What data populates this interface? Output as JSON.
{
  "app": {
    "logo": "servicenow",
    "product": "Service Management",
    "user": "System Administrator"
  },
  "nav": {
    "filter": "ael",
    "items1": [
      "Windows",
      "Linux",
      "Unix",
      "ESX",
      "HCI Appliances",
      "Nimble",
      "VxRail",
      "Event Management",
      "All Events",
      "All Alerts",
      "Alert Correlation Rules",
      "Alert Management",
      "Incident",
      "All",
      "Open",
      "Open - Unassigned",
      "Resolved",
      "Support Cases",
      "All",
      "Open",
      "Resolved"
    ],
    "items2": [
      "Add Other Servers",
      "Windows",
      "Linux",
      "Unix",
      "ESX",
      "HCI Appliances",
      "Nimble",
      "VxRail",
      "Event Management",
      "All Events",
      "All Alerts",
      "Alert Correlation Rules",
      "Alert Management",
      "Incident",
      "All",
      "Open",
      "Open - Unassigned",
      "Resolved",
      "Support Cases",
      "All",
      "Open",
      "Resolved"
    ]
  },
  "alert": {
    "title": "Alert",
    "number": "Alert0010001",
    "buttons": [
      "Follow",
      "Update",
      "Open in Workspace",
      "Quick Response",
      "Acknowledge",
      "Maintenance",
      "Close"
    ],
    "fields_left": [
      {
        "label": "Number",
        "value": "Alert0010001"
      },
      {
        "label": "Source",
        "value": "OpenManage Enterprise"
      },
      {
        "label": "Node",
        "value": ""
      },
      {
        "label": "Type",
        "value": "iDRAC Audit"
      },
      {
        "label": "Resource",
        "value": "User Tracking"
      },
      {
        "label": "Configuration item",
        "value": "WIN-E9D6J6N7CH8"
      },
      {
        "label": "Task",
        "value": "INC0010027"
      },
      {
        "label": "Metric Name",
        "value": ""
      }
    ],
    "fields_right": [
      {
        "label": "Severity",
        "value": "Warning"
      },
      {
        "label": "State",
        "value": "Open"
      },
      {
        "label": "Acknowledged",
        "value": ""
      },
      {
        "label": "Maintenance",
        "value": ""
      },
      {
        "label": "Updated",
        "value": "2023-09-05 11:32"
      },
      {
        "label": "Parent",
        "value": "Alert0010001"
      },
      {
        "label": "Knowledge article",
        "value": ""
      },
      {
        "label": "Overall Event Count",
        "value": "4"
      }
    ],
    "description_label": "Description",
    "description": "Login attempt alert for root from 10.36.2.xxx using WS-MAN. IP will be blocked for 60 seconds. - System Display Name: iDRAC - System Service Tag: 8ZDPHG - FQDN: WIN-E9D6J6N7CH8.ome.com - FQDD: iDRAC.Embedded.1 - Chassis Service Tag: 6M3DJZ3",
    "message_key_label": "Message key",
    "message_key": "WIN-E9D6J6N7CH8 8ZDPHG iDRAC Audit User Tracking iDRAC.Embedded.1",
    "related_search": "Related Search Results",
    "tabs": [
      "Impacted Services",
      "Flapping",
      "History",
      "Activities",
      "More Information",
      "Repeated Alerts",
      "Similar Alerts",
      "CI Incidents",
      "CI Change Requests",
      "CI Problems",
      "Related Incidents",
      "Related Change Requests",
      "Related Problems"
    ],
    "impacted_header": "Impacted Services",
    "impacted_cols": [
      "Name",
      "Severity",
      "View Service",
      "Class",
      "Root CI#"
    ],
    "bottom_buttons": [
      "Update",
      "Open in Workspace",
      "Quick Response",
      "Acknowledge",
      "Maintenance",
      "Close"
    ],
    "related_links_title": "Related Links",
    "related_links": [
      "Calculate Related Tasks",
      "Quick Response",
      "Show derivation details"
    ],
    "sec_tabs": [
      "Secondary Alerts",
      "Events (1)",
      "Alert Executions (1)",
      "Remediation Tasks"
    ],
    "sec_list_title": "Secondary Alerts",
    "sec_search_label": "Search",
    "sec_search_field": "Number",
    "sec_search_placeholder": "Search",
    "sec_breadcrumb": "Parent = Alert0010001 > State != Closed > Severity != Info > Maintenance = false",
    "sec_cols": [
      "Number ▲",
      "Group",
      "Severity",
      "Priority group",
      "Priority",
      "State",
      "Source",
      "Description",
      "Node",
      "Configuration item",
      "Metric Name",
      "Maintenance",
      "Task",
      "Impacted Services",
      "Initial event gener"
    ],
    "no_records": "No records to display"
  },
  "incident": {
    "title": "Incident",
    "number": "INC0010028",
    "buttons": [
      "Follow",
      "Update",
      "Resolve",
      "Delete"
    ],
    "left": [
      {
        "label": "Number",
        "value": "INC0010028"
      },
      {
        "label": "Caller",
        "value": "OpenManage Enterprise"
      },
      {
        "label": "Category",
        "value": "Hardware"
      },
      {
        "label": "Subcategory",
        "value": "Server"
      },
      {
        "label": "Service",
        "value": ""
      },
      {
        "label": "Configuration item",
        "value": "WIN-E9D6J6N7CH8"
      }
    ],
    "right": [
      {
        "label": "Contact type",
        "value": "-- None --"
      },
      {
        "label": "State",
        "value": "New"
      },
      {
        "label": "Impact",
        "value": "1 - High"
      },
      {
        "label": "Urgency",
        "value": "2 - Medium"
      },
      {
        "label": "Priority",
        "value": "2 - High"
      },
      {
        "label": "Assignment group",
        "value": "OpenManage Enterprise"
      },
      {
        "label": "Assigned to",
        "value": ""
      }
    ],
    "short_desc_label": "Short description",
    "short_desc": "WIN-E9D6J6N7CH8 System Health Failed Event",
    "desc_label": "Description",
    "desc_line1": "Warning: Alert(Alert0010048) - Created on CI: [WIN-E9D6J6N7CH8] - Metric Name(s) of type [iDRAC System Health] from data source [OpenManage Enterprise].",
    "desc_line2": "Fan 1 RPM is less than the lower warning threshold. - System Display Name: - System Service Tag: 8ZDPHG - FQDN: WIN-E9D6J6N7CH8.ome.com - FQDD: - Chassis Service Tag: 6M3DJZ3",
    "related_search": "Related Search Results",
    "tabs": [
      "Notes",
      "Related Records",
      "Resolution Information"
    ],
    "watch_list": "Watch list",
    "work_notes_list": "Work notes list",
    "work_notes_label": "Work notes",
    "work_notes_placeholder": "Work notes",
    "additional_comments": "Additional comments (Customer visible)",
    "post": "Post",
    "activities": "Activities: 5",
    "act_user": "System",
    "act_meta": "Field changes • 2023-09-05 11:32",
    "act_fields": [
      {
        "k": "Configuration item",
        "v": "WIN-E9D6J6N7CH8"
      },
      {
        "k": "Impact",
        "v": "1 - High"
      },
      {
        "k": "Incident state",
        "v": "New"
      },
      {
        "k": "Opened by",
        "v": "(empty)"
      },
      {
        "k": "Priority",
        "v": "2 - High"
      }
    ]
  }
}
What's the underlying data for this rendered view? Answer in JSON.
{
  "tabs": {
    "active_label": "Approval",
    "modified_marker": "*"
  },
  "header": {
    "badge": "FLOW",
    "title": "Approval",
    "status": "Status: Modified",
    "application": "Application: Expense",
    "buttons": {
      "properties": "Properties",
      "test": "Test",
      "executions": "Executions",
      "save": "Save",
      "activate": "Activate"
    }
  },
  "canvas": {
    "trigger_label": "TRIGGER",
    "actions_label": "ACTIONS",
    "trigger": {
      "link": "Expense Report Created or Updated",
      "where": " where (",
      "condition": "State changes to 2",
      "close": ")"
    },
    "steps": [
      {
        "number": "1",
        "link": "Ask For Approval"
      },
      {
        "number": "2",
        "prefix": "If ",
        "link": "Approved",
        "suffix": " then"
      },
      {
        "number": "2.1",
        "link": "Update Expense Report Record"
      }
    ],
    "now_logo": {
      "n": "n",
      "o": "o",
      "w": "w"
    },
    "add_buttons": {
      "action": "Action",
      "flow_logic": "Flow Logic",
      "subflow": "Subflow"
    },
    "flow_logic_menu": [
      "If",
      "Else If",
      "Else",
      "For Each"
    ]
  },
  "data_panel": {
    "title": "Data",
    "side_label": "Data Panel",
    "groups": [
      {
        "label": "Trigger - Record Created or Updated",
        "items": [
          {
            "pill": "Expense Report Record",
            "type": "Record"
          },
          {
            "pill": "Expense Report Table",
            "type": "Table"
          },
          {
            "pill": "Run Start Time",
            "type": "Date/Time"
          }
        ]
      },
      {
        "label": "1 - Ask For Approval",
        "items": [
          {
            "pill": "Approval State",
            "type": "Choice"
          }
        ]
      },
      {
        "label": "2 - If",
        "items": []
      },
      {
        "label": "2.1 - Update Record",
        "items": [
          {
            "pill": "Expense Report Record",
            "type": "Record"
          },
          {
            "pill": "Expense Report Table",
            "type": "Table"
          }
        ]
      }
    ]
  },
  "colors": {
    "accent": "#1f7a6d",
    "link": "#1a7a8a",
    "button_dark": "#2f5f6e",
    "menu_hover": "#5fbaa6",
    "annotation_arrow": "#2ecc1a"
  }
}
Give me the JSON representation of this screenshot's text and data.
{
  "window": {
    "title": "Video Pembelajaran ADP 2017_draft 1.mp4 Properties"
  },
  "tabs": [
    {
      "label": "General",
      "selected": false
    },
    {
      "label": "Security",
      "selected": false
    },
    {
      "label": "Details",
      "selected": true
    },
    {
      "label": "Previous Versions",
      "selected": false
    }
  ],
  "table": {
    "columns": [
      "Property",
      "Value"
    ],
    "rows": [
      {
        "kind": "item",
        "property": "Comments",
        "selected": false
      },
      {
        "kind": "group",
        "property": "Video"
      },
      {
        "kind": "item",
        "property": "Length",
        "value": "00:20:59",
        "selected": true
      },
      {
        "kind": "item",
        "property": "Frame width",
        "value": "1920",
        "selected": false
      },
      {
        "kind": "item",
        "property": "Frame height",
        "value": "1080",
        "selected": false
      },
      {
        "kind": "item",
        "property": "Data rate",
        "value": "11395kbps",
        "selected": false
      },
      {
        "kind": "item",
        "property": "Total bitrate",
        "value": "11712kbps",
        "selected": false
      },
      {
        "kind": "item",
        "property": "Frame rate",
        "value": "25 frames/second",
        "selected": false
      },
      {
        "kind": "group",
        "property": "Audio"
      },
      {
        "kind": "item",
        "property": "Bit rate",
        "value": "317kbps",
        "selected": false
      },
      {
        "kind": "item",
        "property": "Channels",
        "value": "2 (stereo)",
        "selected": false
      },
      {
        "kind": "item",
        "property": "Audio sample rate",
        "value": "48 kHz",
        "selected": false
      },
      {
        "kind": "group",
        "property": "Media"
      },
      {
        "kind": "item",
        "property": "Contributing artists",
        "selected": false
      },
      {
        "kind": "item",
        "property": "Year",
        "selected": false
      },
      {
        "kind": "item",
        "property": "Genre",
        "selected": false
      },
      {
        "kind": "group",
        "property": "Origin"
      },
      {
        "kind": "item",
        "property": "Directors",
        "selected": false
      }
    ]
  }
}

*STATED PROBLEM*
Which lines include "High"? Copy each of them out.

*SOLUTION TO THIS PROBLEM*
        "value": "1 - High"
        "value": "2 - High"
        "v": "1 - High"
        "v": "2 - High"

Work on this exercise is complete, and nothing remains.